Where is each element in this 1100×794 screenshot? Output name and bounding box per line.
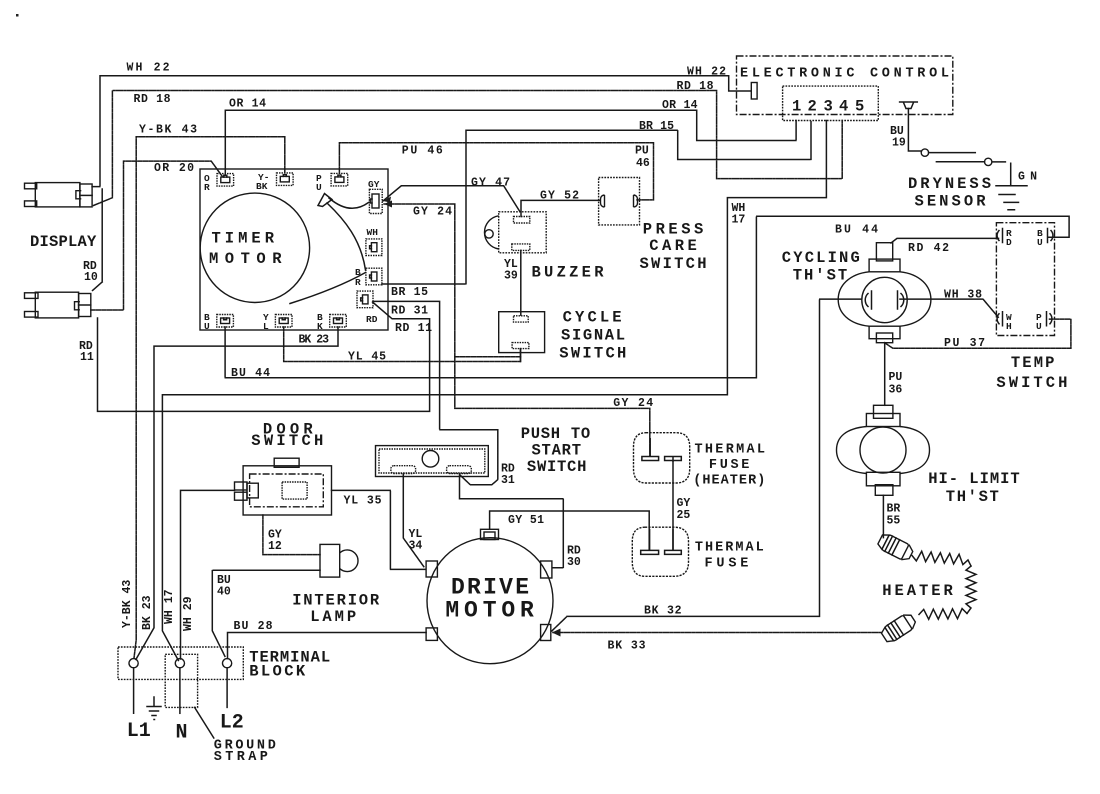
wire BR15 (382, 121, 811, 285)
electronic control box U2 (737, 56, 953, 115)
svg-text:WH 22: WH 22 (127, 62, 170, 75)
temp switch pin RD (997, 229, 1002, 243)
svg-text:WH 38: WH 38 (944, 289, 982, 302)
svg-text:U: U (204, 321, 210, 332)
svg-text:DRYNESS: DRYNESS (908, 175, 991, 193)
svg-text:BU 28: BU 28 (234, 620, 273, 633)
wire RD30 (460, 475, 564, 568)
timer motor circle (200, 193, 309, 302)
svg-text:GY 51: GY 51 (508, 514, 544, 527)
svg-text:Y-BK 43: Y-BK 43 (121, 580, 134, 628)
svg-text:GY: GY (368, 179, 380, 190)
wire BU44 (225, 216, 1069, 377)
svg-text:L1: L1 (127, 720, 151, 743)
press care switch S3 (599, 178, 640, 225)
svg-text:17: 17 (732, 214, 746, 227)
svg-text:THERMAL: THERMAL (695, 443, 766, 458)
svg-text:TEMP: TEMP (1011, 354, 1055, 372)
wire BU40 (212, 570, 320, 657)
svg-text:(HEATER): (HEATER) (693, 474, 765, 489)
svg-text:RD: RD (366, 314, 378, 325)
push to start switch S2 (376, 446, 489, 477)
sensor bar 1 (929, 152, 976, 154)
svg-text:SWITCH: SWITCH (527, 458, 587, 476)
ground strap box (165, 654, 197, 707)
ground strap pointer (195, 707, 214, 738)
wire GY24 with arrow (384, 204, 650, 456)
wire PU46 (339, 143, 653, 200)
wire OR14 (225, 110, 796, 174)
svg-text:R: R (204, 182, 210, 193)
svg-text:19: 19 (892, 137, 906, 150)
wire GY52 + buzzer stem (521, 200, 600, 216)
svg-text:30: 30 (567, 556, 581, 569)
svg-text:MOTOR: MOTOR (209, 250, 282, 268)
svg-text:40: 40 (217, 586, 231, 599)
svg-text:SWITCH: SWITCH (640, 255, 707, 273)
svg-text:H: H (1006, 321, 1012, 332)
svg-text:25: 25 (677, 509, 691, 522)
svg-text:PU: PU (635, 145, 649, 158)
svg-text:MOTOR: MOTOR (445, 598, 534, 624)
dryness sensor contact 2 (985, 158, 992, 165)
svg-text:L2: L2 (220, 712, 244, 735)
terminal L2 circle (223, 659, 232, 668)
timer cam curve to GY (329, 198, 369, 208)
motor terminal right-bottom (541, 625, 551, 641)
svg-text:2: 2 (808, 98, 817, 116)
svg-text:RD 42: RD 42 (908, 242, 949, 255)
svg-text:OR 14: OR 14 (662, 99, 698, 112)
svg-text:U: U (316, 182, 322, 193)
scan speck (16, 14, 19, 17)
wire WH22 (92, 76, 751, 187)
svg-text:WH: WH (367, 227, 379, 238)
svg-text:WH 17: WH 17 (163, 589, 176, 624)
heater plug connector 2 (880, 611, 918, 644)
svg-text:OR 20: OR 20 (154, 162, 194, 175)
thermal fuse F2 (632, 527, 688, 576)
wire Y-BK43 (134, 137, 285, 658)
svg-text:START: START (532, 442, 582, 460)
wire WH29 (181, 490, 235, 659)
svg-text:TH'ST: TH'ST (946, 488, 999, 506)
svg-text:OR 14: OR 14 (229, 98, 266, 111)
cycle signal switch S4 (499, 312, 545, 353)
wire BR55 (882, 495, 884, 537)
wire WH17 long (162, 121, 826, 661)
L2 lead (226, 668, 228, 708)
svg-text:Y-BK 43: Y-BK 43 (139, 124, 197, 137)
wire GN to ground (992, 162, 1011, 186)
terminal N circle (175, 659, 184, 668)
L1 lead (133, 668, 135, 714)
chassis symbol on control (900, 102, 918, 109)
wire BK32 (552, 299, 862, 631)
svg-text:PU 46: PU 46 (402, 145, 443, 158)
svg-text:PU: PU (889, 371, 903, 384)
terminal L1 circle (129, 659, 138, 668)
wire GY25 (672, 461, 674, 550)
svg-text:TIMER: TIMER (212, 230, 275, 248)
svg-text:BU 44: BU 44 (231, 367, 270, 380)
motor terminal left (426, 561, 437, 577)
heater plug connector 1 (876, 532, 914, 563)
cycle signal bottom stem (520, 349, 522, 362)
wire PU37 (885, 319, 1071, 348)
svg-text:4: 4 (839, 98, 848, 116)
ground symbol (strap) (147, 697, 161, 720)
svg-text:WH 22: WH 22 (687, 66, 726, 79)
wire BK33 with arrow (553, 632, 882, 634)
wire PU36 (884, 343, 886, 406)
svg-text:INTERIOR: INTERIOR (292, 592, 380, 610)
svg-text:N: N (176, 722, 188, 745)
temp switch pin WH (997, 312, 1002, 326)
svg-text:PRESS: PRESS (643, 221, 704, 239)
svg-text:BK 23: BK 23 (299, 334, 330, 347)
timer terminal WH with pin label (366, 227, 382, 256)
svg-text:BR 15: BR 15 (639, 120, 674, 133)
svg-text:TH'ST: TH'ST (793, 267, 848, 285)
svg-text:GY 47: GY 47 (471, 177, 510, 190)
svg-text:SWITCH: SWITCH (996, 374, 1067, 392)
svg-text:GY 24: GY 24 (613, 397, 653, 410)
timer terminal RD with pin label (357, 291, 378, 325)
svg-text:GN: GN (1018, 171, 1037, 184)
svg-text:YL 45: YL 45 (348, 351, 386, 364)
wire YL39 (520, 250, 522, 315)
motor terminal right-top (541, 561, 552, 578)
timer terminal GY with pin label (368, 179, 382, 214)
temp switch pin PU (1047, 312, 1052, 326)
svg-text:SIGNAL: SIGNAL (561, 327, 625, 345)
ground symbol (dryness) (996, 185, 1027, 187)
svg-text:U: U (1037, 237, 1043, 248)
svg-text:CYCLE: CYCLE (563, 309, 622, 327)
wire GY47 with arrow (383, 186, 520, 211)
timer terminal PU with pin label (316, 173, 348, 193)
heater element R1 zigzag top (912, 551, 971, 566)
timer terminal BR with pin label (355, 267, 382, 288)
svg-text:BUZZER: BUZZER (532, 264, 605, 282)
wire BU28 (228, 633, 427, 659)
wire RD18 (94, 91, 843, 206)
wire YL35 (332, 490, 427, 569)
svg-text:46: 46 (636, 157, 650, 170)
svg-text:D: D (1006, 237, 1012, 248)
svg-text:BLOCK: BLOCK (249, 663, 306, 681)
svg-text:YL 35: YL 35 (344, 495, 382, 508)
wire YL45 (284, 327, 521, 362)
svg-text:CYCLING: CYCLING (782, 249, 860, 267)
timer terminal BK with pin label (317, 312, 346, 332)
svg-text:10: 10 (84, 271, 98, 284)
dryness sensor contact 1 (921, 149, 928, 156)
motor terminal top (481, 529, 499, 539)
hi-limit thermostat TH2 (837, 405, 930, 495)
sensor bar 2 (936, 161, 984, 163)
wire YL45 branch to GY24 (455, 356, 521, 358)
thermal fuse (heater) F1 (634, 433, 690, 483)
N lead (179, 668, 181, 714)
svg-text:GY 52: GY 52 (540, 190, 579, 203)
svg-text:HI- LIMIT: HI- LIMIT (928, 470, 1020, 488)
svg-text:BK 23: BK 23 (141, 595, 154, 630)
svg-text:RD 18: RD 18 (677, 80, 714, 93)
svg-text:DISPLAY: DISPLAY (30, 233, 97, 251)
wire YL34 (403, 474, 424, 567)
heater element zigzag right (966, 566, 976, 614)
timer terminal YL with pin label (263, 312, 292, 332)
svg-text:SENSOR: SENSOR (915, 193, 987, 211)
svg-text:WH 29: WH 29 (182, 596, 195, 631)
svg-text:GY 24: GY 24 (413, 206, 452, 219)
svg-text:BR 15: BR 15 (391, 286, 428, 299)
terminal block TB1 (118, 647, 243, 679)
svg-text:34: 34 (409, 540, 423, 553)
cycling thermostat TH1 (838, 243, 931, 343)
drive motor M1 (427, 538, 553, 664)
svg-text:12: 12 (268, 540, 282, 553)
svg-text:HEATER: HEATER (882, 582, 953, 600)
motor terminal bottom-left (426, 628, 437, 641)
interior lamp DS1 (320, 544, 358, 577)
temp switch pin BU (1048, 229, 1053, 243)
svg-text:PUSH TO: PUSH TO (521, 425, 591, 443)
svg-text:11: 11 (80, 351, 94, 364)
svg-text:1: 1 (792, 98, 801, 116)
temp switch S5 (996, 223, 1054, 336)
wire GY51 (490, 511, 650, 550)
svg-text:5: 5 (855, 98, 864, 116)
timer terminal BU with pin label (204, 312, 233, 332)
svg-text:FUSE: FUSE (709, 458, 750, 473)
svg-text:BK 33: BK 33 (608, 640, 646, 653)
wire WH38 (900, 299, 999, 317)
svg-text:U: U (1036, 321, 1042, 332)
buzzer B1 (484, 212, 546, 253)
timer terminal OR with pin label (204, 173, 234, 193)
svg-text:SWITCH: SWITCH (559, 345, 626, 363)
svg-text:36: 36 (889, 384, 903, 397)
timer cam curve lower (290, 273, 366, 304)
svg-text:55: 55 (887, 515, 901, 528)
svg-text:R: R (355, 277, 361, 288)
svg-text:3: 3 (824, 98, 833, 116)
svg-text:39: 39 (504, 270, 518, 283)
svg-text:LAMP: LAMP (310, 608, 356, 626)
timer terminal Y-BK with pin label (256, 172, 293, 192)
wire BU19 (908, 109, 921, 152)
svg-text:PU 37: PU 37 (944, 337, 985, 350)
svg-text:BU 44: BU 44 (835, 224, 878, 237)
svg-text:BK: BK (256, 181, 268, 192)
svg-text:THERMAL: THERMAL (695, 541, 764, 556)
svg-text:CARE: CARE (649, 237, 697, 255)
wire RD11 (98, 302, 430, 411)
svg-text:ELECTRONIC CONTROL: ELECTRONIC CONTROL (740, 67, 949, 82)
svg-text:31: 31 (501, 474, 515, 487)
display connector P2 (bottom) (25, 292, 91, 318)
svg-text:RD 11: RD 11 (395, 322, 432, 335)
svg-text:STRAP: STRAP (214, 750, 268, 765)
wire RD42 (891, 238, 999, 243)
svg-text:L: L (263, 321, 269, 332)
wire OR20 (91, 161, 222, 310)
timer box (200, 169, 388, 330)
display connector P1 (top) (25, 183, 93, 207)
wire RD31 (373, 301, 498, 484)
svg-text:RD 18: RD 18 (134, 93, 171, 106)
control terminal box 1 2 3 4 5 (783, 86, 879, 120)
heater element zigzag bottom (919, 609, 967, 620)
timer cam flag (318, 194, 332, 207)
svg-text:BK 32: BK 32 (644, 605, 682, 618)
svg-text:RD 31: RD 31 (391, 305, 428, 318)
control component C1 (751, 83, 757, 100)
door switch S1 (235, 458, 332, 515)
wire BK23 (136, 327, 338, 660)
svg-text:K: K (317, 321, 323, 332)
svg-text:FUSE: FUSE (705, 557, 749, 572)
wire GY12 (263, 515, 320, 555)
wire RD10 (93, 189, 103, 291)
timer cam curve to BR (327, 203, 366, 270)
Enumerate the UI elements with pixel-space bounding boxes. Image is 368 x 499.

--

- **EXERCISE OBJECTIVE**
Please print the data without any changes, starting with the line with "wire BR15 (382, 121, 811, 285)" and going on through the line with "svg-text:L2: L2 (220, 712, 244, 735)", both included.

- **ANSWER**
wire BR15 (382, 121, 811, 285)
electronic control box U2 (737, 56, 953, 115)
svg-text:WH 22: WH 22 (127, 62, 170, 75)
temp switch pin RD (997, 229, 1002, 243)
svg-text:WH 38: WH 38 (944, 289, 982, 302)
svg-text:U: U (204, 321, 210, 332)
svg-text:DRYNESS: DRYNESS (908, 175, 991, 193)
svg-text:BU 28: BU 28 (234, 620, 273, 633)
wire RD30 (460, 475, 564, 568)
timer motor circle (200, 193, 309, 302)
svg-text:GY 51: GY 51 (508, 514, 544, 527)
svg-text:Y-BK 43: Y-BK 43 (121, 580, 134, 628)
svg-text:GY: GY (368, 179, 380, 190)
wire BU44 (225, 216, 1069, 377)
svg-text:L1: L1 (127, 720, 151, 743)
press care switch S3 (599, 178, 640, 225)
svg-text:17: 17 (732, 214, 746, 227)
svg-text:THERMAL: THERMAL (695, 443, 766, 458)
svg-text:TEMP: TEMP (1011, 354, 1055, 372)
wire BU40 (212, 570, 320, 657)
svg-text:(HEATER): (HEATER) (693, 474, 765, 489)
svg-text:RD: RD (366, 314, 378, 325)
push to start switch S2 (376, 446, 489, 477)
sensor bar 1 (929, 152, 976, 154)
svg-text:SWITCH: SWITCH (527, 458, 587, 476)
ground strap box (165, 654, 197, 707)
ground strap pointer (195, 707, 214, 738)
wire GY24 with arrow (384, 204, 650, 456)
wire PU46 (339, 143, 653, 200)
wire OR14 (225, 110, 796, 174)
svg-text:R: R (204, 182, 210, 193)
svg-text:19: 19 (892, 137, 906, 150)
wire GY52 + buzzer stem (521, 200, 600, 216)
svg-text:30: 30 (567, 556, 581, 569)
svg-text:MOTOR: MOTOR (209, 250, 282, 268)
svg-text:40: 40 (217, 586, 231, 599)
svg-text:SWITCH: SWITCH (640, 255, 707, 273)
svg-text:H: H (1006, 321, 1012, 332)
svg-text:25: 25 (677, 509, 691, 522)
svg-text:PU: PU (635, 145, 649, 158)
svg-text:MOTOR: MOTOR (445, 598, 534, 624)
dryness sensor contact 2 (985, 158, 992, 165)
svg-text:L2: L2 (220, 712, 244, 735)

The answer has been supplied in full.